** WORK REQUIRED **
Search the data for the string "text" and extract every line where it appears.

Dataset records:
***

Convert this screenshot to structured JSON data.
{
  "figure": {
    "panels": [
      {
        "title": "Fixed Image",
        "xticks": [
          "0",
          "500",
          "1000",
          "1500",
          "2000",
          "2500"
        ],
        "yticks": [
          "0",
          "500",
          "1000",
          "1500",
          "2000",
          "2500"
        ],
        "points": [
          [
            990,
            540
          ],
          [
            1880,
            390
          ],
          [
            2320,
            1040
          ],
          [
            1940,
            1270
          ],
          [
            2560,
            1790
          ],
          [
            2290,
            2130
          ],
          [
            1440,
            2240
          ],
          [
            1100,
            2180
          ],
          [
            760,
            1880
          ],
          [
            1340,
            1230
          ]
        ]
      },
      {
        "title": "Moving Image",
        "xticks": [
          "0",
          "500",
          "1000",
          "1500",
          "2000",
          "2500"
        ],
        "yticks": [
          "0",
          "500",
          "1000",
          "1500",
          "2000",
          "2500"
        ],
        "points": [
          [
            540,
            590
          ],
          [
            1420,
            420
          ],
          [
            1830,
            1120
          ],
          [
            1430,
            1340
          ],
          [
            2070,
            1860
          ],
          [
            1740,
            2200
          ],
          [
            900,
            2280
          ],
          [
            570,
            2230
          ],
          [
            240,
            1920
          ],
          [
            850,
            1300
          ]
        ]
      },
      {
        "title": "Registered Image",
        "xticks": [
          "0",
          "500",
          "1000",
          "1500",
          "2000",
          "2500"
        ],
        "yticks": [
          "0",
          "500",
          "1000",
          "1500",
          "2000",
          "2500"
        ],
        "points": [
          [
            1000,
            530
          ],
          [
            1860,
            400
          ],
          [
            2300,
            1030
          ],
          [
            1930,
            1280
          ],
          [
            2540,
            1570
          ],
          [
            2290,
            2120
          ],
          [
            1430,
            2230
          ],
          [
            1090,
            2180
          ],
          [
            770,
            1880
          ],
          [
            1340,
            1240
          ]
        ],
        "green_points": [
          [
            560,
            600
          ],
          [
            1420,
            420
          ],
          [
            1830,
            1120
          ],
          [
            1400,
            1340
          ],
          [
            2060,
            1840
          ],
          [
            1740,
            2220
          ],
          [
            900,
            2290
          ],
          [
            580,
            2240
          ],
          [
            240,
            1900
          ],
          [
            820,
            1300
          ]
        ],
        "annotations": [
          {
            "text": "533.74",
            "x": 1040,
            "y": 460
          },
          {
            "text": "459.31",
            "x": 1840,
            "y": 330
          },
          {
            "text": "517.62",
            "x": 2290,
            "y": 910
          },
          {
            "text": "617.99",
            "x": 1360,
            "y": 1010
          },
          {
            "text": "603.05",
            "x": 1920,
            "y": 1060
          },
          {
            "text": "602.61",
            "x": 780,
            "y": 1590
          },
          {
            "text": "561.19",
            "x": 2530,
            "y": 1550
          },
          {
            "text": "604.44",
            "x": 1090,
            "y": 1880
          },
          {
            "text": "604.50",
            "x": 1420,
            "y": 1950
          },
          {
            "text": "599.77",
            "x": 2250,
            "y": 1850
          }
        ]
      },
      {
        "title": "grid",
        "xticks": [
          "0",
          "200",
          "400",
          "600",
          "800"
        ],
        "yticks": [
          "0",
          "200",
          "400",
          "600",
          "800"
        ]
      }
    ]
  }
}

***

** SOLUTION TO THE EXERCISE **
            "text": "533.74",
            "text": "459.31",
            "text": "517.62",
            "text": "617.99",
            "text": "603.05",
            "text": "602.61",
            "text": "561.19",
            "text": "604.44",
            "text": "604.50",
            "text": "599.77",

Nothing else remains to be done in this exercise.